• [TO DO]: Gather all lines with the word "xlabel" in them.

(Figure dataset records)

:::

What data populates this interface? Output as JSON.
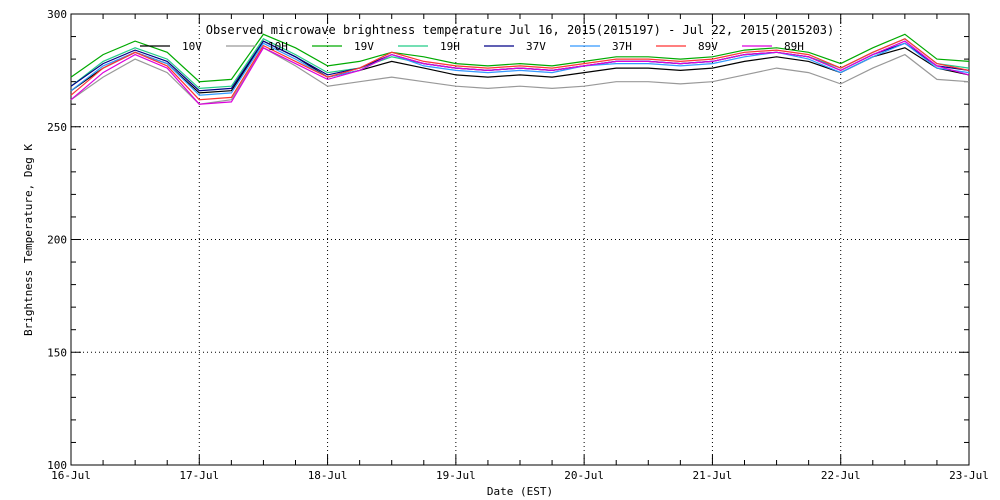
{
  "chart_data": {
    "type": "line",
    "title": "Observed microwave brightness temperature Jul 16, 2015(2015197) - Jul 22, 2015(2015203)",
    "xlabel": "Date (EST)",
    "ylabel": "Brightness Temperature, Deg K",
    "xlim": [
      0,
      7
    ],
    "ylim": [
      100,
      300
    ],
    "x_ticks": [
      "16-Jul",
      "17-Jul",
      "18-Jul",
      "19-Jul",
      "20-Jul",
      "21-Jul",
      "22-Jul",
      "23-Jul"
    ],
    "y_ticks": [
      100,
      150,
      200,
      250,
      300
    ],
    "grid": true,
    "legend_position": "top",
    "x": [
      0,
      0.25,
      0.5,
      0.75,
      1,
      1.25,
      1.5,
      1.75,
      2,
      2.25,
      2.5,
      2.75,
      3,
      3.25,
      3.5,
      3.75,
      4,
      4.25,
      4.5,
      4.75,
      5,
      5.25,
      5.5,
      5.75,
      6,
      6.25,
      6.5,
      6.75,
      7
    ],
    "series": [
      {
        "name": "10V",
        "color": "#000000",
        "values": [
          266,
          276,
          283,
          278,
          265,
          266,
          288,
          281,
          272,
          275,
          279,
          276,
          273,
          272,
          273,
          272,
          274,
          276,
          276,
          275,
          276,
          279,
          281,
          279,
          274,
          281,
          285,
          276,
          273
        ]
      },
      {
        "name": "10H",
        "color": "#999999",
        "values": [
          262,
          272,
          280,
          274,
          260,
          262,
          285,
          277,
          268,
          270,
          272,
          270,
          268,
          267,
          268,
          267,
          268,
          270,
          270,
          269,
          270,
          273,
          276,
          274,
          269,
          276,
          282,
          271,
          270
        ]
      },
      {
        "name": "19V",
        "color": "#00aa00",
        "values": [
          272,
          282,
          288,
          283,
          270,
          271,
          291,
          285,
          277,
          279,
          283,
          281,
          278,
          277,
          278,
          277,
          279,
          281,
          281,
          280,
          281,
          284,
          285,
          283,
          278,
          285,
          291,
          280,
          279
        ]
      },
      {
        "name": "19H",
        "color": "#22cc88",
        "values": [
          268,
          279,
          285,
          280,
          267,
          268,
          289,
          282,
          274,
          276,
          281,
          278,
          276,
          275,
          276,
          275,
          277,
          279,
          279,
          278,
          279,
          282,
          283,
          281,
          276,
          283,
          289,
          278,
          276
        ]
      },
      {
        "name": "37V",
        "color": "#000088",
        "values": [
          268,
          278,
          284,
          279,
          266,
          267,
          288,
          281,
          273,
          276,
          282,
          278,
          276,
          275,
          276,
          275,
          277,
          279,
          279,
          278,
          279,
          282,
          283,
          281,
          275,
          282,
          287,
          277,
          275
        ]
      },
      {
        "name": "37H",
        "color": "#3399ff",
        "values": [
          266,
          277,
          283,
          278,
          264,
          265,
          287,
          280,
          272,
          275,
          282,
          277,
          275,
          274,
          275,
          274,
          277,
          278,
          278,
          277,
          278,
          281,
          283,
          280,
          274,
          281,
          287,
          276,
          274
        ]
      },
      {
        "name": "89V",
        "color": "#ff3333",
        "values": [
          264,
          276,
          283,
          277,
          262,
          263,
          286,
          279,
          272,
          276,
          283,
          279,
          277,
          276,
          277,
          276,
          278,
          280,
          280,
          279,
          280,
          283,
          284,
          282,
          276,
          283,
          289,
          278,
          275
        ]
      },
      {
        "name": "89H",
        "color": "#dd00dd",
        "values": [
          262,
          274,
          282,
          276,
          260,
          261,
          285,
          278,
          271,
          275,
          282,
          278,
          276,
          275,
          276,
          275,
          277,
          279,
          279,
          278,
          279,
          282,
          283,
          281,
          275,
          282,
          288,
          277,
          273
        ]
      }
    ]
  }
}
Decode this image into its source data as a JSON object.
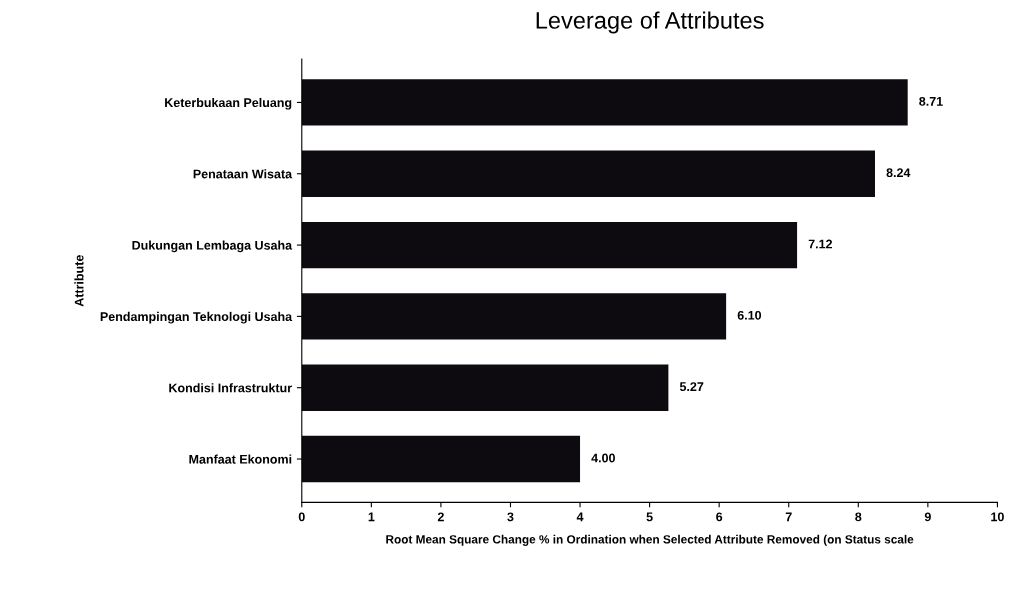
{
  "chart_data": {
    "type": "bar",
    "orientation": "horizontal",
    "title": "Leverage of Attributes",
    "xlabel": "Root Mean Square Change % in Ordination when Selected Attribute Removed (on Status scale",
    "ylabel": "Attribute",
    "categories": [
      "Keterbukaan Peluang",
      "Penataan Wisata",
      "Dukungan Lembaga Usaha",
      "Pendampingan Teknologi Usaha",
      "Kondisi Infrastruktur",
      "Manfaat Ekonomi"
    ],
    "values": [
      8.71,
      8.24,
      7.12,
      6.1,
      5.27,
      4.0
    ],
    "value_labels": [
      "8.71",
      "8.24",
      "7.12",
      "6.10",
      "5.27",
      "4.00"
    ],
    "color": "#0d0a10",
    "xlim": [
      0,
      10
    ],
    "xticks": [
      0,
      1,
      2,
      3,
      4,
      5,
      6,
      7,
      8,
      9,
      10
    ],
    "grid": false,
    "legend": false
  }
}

:::

• [WRITTEN REPLY]:
    "xlabel": "Date (EST)",
    "xlabel": "Root Mean Square Change % in Ordination when Selected Attribute Removed (on Status scale",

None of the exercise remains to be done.